#### [Directions]
Lines containing the word "find" are to be located and copied.

#### [Input]
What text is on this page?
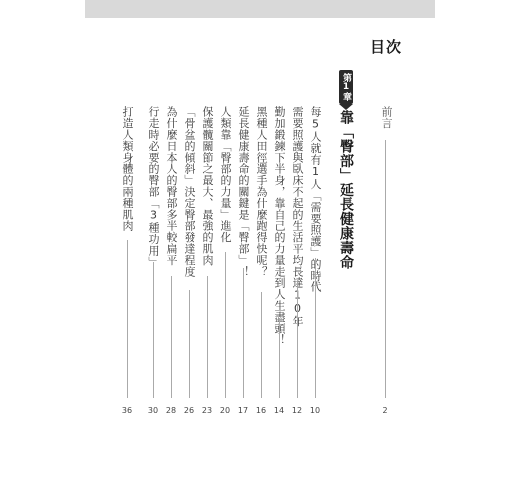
目次
前言
2
第1章
靠「臀部」延長健康壽命
每5人就有1人「需要照護」的時代
10
需要照護與臥床不起的生活平均長達10年
12
勤加鍛鍊下半身，靠自己的力量走到人生盡頭！
14
黑種人田徑選手為什麼跑得快呢？
16
延長健康壽命的關鍵是「臀部」！
17
人類靠「臀部的力量」進化
20
保護髖關節之最大、最強的肌肉
23
「骨盆的傾斜」決定臀部發達程度
26
為什麼日本人的臀部多半較扁平
28
行走時必要的臀部「3種功用」
30
打造人類身體的兩種肌肉
36
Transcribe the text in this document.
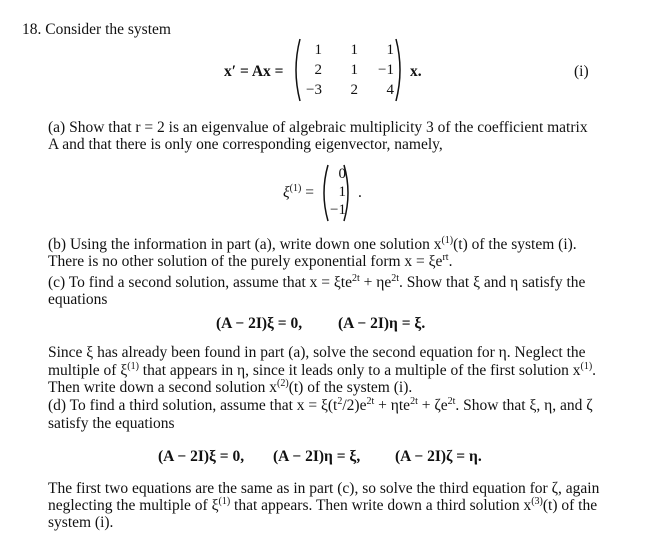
18. Consider the system
x′ = Ax =
1	1	1
2	1	−1
−3	2	4
x.	(i)
(a) Show that r = 2 is an eigenvalue of algebraic multiplicity 3 of the coefficient matrix
A and that there is only one corresponding eigenvector, namely,
$\xi^{(1)}$ =
0
1
−1
.
(b) Using the information in part (a), write down one solution $x^{(1)}(t)$ of the system (i).
There is no other solution of the purely exponential form $x = \xi e^{rt}$.
(c) To find a second solution, assume that $x = \xi te^{2t} + \eta e^{2t}$. Show that ξ and η satisfy the
equations
(A − 2I)ξ = 0, (A − 2I)η = ξ.
Since ξ has already been found in part (a), solve the second equation for η. Neglect the
multiple of $\xi^{(1)}$ that appears in η, since it leads only to a multiple of the first solution $x^{(1)}$.
Then write down a second solution $x^{(2)}(t)$ of the system (i).
(d) To find a third solution, assume that $x = \xi(t^2/2)e^{2t} + \eta te^{2t} + \zeta e^{2t}$. Show that ξ, η, and ζ
satisfy the equations
(A − 2I)ξ = 0, (A − 2I)η = ξ, (A − 2I)ζ = η.
The first two equations are the same as in part (c), so solve the third equation for ζ, again
neglecting the multiple of $\xi^{(1)}$ that appears. Then write down a third solution $x^{(3)}(t)$ of the
system (i).
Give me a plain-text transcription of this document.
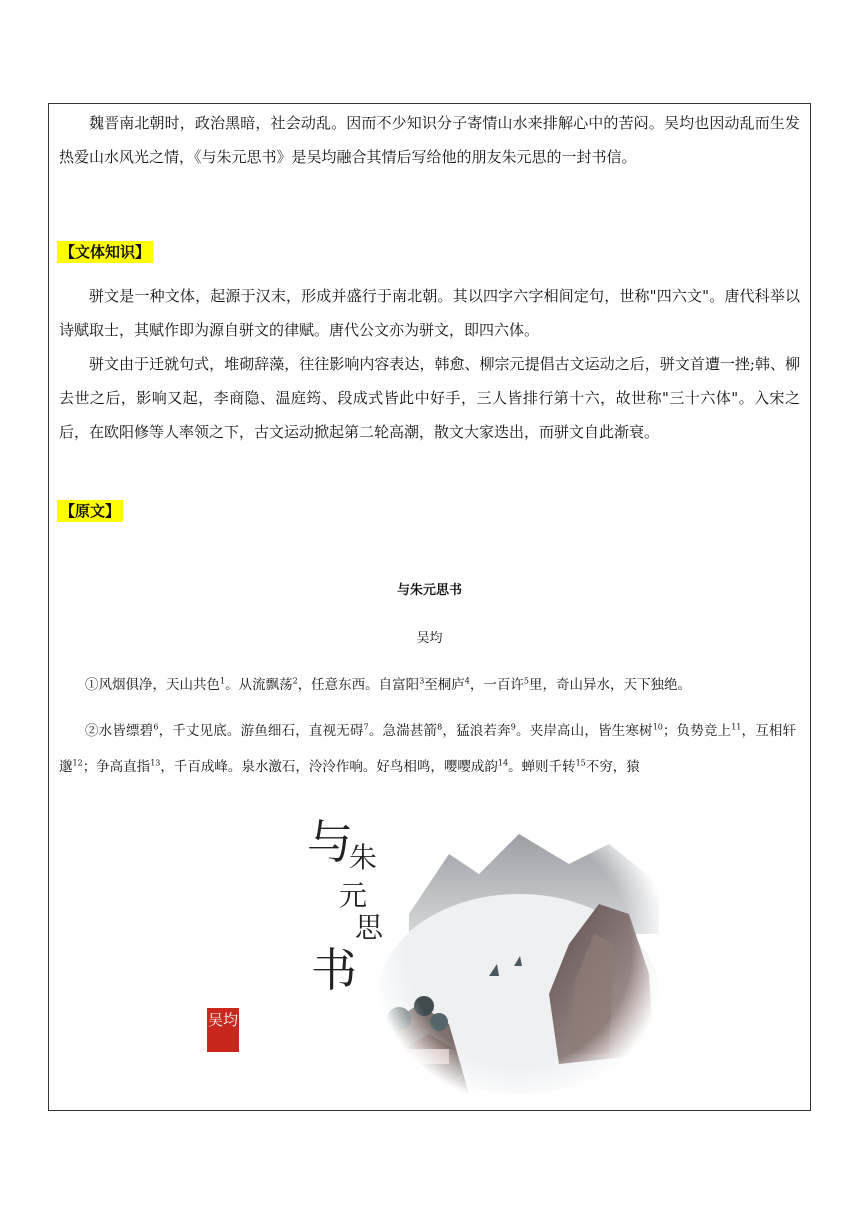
魏晋南北朝时，政治黑暗，社会动乱。因而不少知识分子寄情山水来排解心中的苦闷。吴均也因动乱而生发热爱山水风光之情，《与朱元思书》是吴均融合其情后写给他的朋友朱元思的一封书信。

【文体知识】

骈文是一种文体，起源于汉末，形成并盛行于南北朝。其以四字六字相间定句，世称"四六文"。唐代科举以诗赋取士，其赋作即为源自骈文的律赋。唐代公文亦为骈文，即四六体。

骈文由于迁就句式，堆砌辞藻，往往影响内容表达，韩愈、柳宗元提倡古文运动之后，骈文首遭一挫;韩、柳去世之后，影响又起，李商隐、温庭筠、段成式皆此中好手，三人皆排行第十六，故世称"三十六体"。入宋之后，在欧阳修等人率领之下，古文运动掀起第二轮高潮，散文大家迭出，而骈文自此渐衰。

【原文】
与朱元思书
吴均

①风烟俱净，天山共色$^1$。从流飘荡$^2$，任意东西。自富阳$^3$至桐庐$^4$，一百许$^5$里，奇山异水，天下独绝。

②水皆缥碧$^6$，千丈见底。游鱼细石，直视无碍$^7$。急湍甚箭$^8$，猛浪若奔$^9$。夹岸高山，皆生寒树$^{10}$；负势竞上$^{11}$，互相轩邈$^{12}$；争高直指$^{13}$，千百成峰。泉水激石，泠泠作响。好鸟相鸣，嘤嘤成韵$^{14}$。蝉则千转$^{15}$不穷，猿

与
朱
元
思
书
吴均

#### [Answer for the task]
(c) To find a second solution, assume that $x = \xi te^{2t} + \eta e^{2t}$. Show that ξ and η satisfy the
(d) To find a third solution, assume that $x = \xi(t^2/2)e^{2t} + \eta te^{2t} + \zeta e^{2t}$. Show that ξ, η, and ζ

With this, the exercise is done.